▶ **Written task**
In your copy, include every line of the listing below exactly but none of the pictures.

[Dataset records]
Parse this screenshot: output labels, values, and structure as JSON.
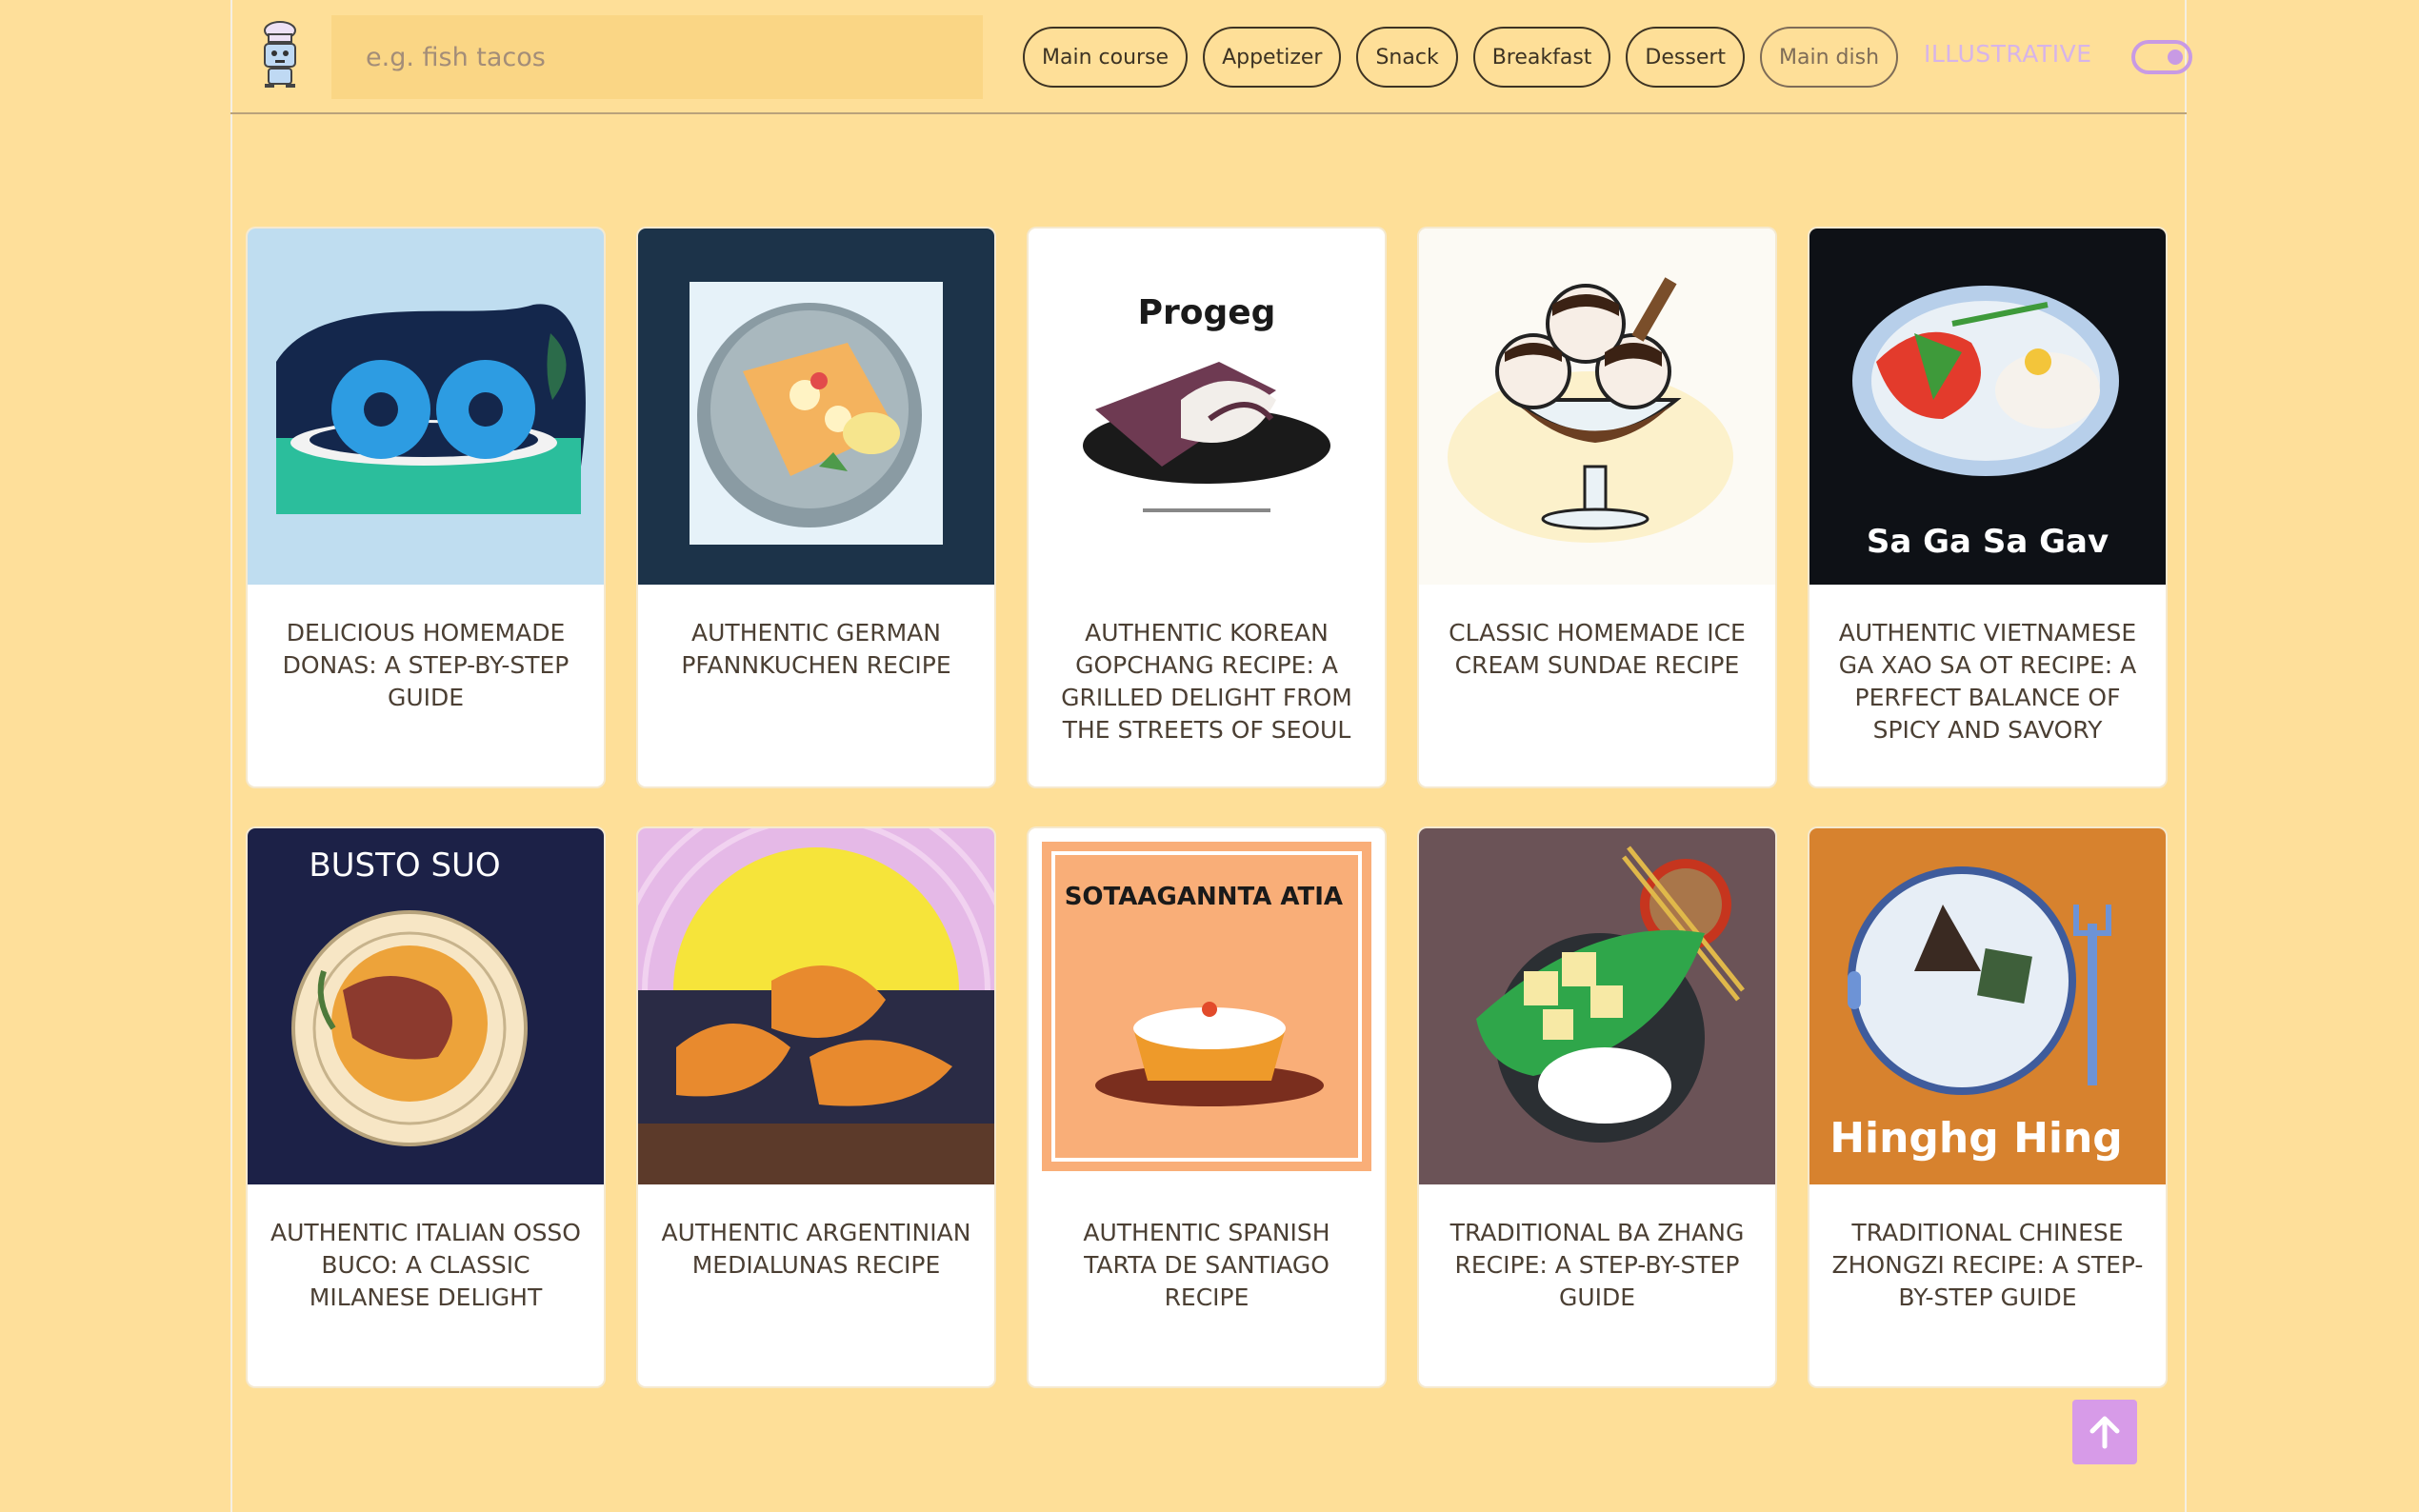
{
  "header": {
    "search_placeholder": "e.g. fish tacos",
    "chips": [
      "Main course",
      "Appetizer",
      "Snack",
      "Breakfast",
      "Dessert",
      "Main dish"
    ],
    "toggle_label": "ILLUSTRATIVE"
  },
  "recipes": [
    {
      "title": "DELICIOUS HOMEMADE DONAS: A STEP-BY-STEP GUIDE"
    },
    {
      "title": "AUTHENTIC GERMAN PFANNKUCHEN RECIPE"
    },
    {
      "title": "AUTHENTIC KOREAN GOPCHANG RECIPE: A GRILLED DELIGHT FROM THE STREETS OF SEOUL",
      "image_text": "Progeg"
    },
    {
      "title": "CLASSIC HOMEMADE ICE CREAM SUNDAE RECIPE"
    },
    {
      "title": "AUTHENTIC VIETNAMESE GA XAO SA OT RECIPE: A PERFECT BALANCE OF SPICY AND SAVORY",
      "image_text": "Sa Ga Sa Gav"
    },
    {
      "title": "AUTHENTIC ITALIAN OSSO BUCO: A CLASSIC MILANESE DELIGHT",
      "image_text": "BUSTO SUO"
    },
    {
      "title": "AUTHENTIC ARGENTINIAN MEDIALUNAS RECIPE"
    },
    {
      "title": "AUTHENTIC SPANISH TARTA DE SANTIAGO RECIPE",
      "image_text": "SOTAAGANNTA ATIA"
    },
    {
      "title": "TRADITIONAL BA ZHANG RECIPE: A STEP-BY-STEP GUIDE"
    },
    {
      "title": "TRADITIONAL CHINESE ZHONGZI RECIPE: A STEP-BY-STEP GUIDE",
      "image_text": "Hinghg Hing"
    }
  ],
  "colors": {
    "background": "#FEDF98",
    "accent": "#D79BE8",
    "text": "#4B3F33"
  },
  "icons": {
    "logo": "chef-robot-icon",
    "scroll_top": "arrow-up-icon"
  }
}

▶ **Result below**
Parse this screenshot: output labels, values, and structure as JSON.
{
  "header": {
    "search_placeholder": "e.g. fish tacos",
    "chips": [
      "Main course",
      "Appetizer",
      "Snack",
      "Breakfast",
      "Dessert",
      "Main dish"
    ],
    "toggle_label": "ILLUSTRATIVE"
  },
  "recipes": [
    {
      "title": "DELICIOUS HOMEMADE DONAS: A STEP-BY-STEP GUIDE"
    },
    {
      "title": "AUTHENTIC GERMAN PFANNKUCHEN RECIPE"
    },
    {
      "title": "AUTHENTIC KOREAN GOPCHANG RECIPE: A GRILLED DELIGHT FROM THE STREETS OF SEOUL",
      "image_text": "Progeg"
    },
    {
      "title": "CLASSIC HOMEMADE ICE CREAM SUNDAE RECIPE"
    },
    {
      "title": "AUTHENTIC VIETNAMESE GA XAO SA OT RECIPE: A PERFECT BALANCE OF SPICY AND SAVORY",
      "image_text": "Sa Ga Sa Gav"
    },
    {
      "title": "AUTHENTIC ITALIAN OSSO BUCO: A CLASSIC MILANESE DELIGHT",
      "image_text": "BUSTO SUO"
    },
    {
      "title": "AUTHENTIC ARGENTINIAN MEDIALUNAS RECIPE"
    },
    {
      "title": "AUTHENTIC SPANISH TARTA DE SANTIAGO RECIPE",
      "image_text": "SOTAAGANNTA ATIA"
    },
    {
      "title": "TRADITIONAL BA ZHANG RECIPE: A STEP-BY-STEP GUIDE"
    },
    {
      "title": "TRADITIONAL CHINESE ZHONGZI RECIPE: A STEP-BY-STEP GUIDE",
      "image_text": "Hinghg Hing"
    }
  ],
  "colors": {
    "background": "#FEDF98",
    "accent": "#D79BE8",
    "text": "#4B3F33"
  },
  "icons": {
    "logo": "chef-robot-icon",
    "scroll_top": "arrow-up-icon"
  }
}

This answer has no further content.